>> START The data

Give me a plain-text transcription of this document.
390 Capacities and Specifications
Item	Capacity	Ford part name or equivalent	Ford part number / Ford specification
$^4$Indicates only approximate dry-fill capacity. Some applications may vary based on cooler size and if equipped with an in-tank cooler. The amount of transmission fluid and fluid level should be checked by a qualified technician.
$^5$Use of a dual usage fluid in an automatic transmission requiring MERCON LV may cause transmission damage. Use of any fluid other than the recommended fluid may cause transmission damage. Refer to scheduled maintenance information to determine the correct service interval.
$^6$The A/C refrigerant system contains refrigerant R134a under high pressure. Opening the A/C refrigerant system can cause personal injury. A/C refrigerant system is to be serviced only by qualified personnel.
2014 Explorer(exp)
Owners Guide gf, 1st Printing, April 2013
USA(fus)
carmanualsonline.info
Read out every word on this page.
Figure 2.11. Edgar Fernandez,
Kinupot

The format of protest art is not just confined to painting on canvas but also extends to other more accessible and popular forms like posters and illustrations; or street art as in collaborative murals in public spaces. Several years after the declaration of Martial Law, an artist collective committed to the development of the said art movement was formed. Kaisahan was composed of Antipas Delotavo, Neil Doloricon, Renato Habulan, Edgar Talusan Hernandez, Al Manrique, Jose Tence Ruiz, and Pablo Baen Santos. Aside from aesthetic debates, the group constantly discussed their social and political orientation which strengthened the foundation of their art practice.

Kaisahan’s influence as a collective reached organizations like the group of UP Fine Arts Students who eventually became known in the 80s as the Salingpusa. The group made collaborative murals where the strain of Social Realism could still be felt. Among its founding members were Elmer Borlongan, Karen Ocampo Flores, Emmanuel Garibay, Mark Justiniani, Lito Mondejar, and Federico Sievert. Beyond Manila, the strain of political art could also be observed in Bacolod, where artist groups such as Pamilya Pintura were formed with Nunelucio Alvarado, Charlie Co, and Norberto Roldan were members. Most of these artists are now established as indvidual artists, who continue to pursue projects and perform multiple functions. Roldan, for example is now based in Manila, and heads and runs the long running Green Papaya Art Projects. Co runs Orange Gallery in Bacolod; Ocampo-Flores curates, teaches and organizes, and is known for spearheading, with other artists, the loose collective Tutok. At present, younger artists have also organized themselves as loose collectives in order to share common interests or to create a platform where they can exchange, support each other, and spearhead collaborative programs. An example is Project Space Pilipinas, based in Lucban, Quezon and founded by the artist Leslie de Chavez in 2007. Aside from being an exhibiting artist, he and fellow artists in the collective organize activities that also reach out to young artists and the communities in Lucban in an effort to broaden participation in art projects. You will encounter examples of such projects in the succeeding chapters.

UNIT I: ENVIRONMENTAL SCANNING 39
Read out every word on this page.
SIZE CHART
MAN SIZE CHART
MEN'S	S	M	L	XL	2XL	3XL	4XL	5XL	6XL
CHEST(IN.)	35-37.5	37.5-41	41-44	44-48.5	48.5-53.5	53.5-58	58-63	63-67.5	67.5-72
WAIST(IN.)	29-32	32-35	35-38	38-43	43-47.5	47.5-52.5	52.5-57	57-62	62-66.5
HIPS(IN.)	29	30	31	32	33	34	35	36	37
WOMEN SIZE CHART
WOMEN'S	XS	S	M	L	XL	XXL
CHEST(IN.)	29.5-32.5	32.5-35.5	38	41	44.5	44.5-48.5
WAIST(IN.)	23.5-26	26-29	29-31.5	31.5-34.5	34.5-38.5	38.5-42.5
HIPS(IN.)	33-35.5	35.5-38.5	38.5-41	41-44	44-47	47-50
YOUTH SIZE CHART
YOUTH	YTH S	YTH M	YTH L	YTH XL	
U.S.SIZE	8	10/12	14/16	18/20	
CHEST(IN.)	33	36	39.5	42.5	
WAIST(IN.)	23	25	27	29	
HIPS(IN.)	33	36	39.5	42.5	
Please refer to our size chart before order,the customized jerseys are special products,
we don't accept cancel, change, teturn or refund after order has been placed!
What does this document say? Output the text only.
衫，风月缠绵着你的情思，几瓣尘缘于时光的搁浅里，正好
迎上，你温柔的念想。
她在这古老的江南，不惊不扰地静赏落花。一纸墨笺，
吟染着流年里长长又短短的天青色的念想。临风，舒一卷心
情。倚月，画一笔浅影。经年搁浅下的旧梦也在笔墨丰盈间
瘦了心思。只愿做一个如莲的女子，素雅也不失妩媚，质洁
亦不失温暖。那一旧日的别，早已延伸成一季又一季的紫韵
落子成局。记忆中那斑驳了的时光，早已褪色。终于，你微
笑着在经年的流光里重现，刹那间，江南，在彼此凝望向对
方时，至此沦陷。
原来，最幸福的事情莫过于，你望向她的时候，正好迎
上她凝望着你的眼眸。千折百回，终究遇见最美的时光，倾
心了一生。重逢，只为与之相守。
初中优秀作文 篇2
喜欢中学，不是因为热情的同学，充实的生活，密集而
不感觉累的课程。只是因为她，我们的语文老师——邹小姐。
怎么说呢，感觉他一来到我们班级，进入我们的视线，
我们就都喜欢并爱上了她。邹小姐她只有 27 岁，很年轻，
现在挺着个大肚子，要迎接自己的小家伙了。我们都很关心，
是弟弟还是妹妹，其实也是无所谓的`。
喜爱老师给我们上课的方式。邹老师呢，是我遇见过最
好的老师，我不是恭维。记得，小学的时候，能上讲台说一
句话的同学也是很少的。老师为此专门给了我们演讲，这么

>> END The data

> **What is expected**: All lines that include "HIPS" are to be gathered and copied.

> **Full output**:
HIPS(IN.)	29	30	31	32	33	34	35	36	37
HIPS(IN.)	33-35.5	35.5-38.5	38.5-41	41-44	44-47	47-50
HIPS(IN.)	33	36	39.5	42.5	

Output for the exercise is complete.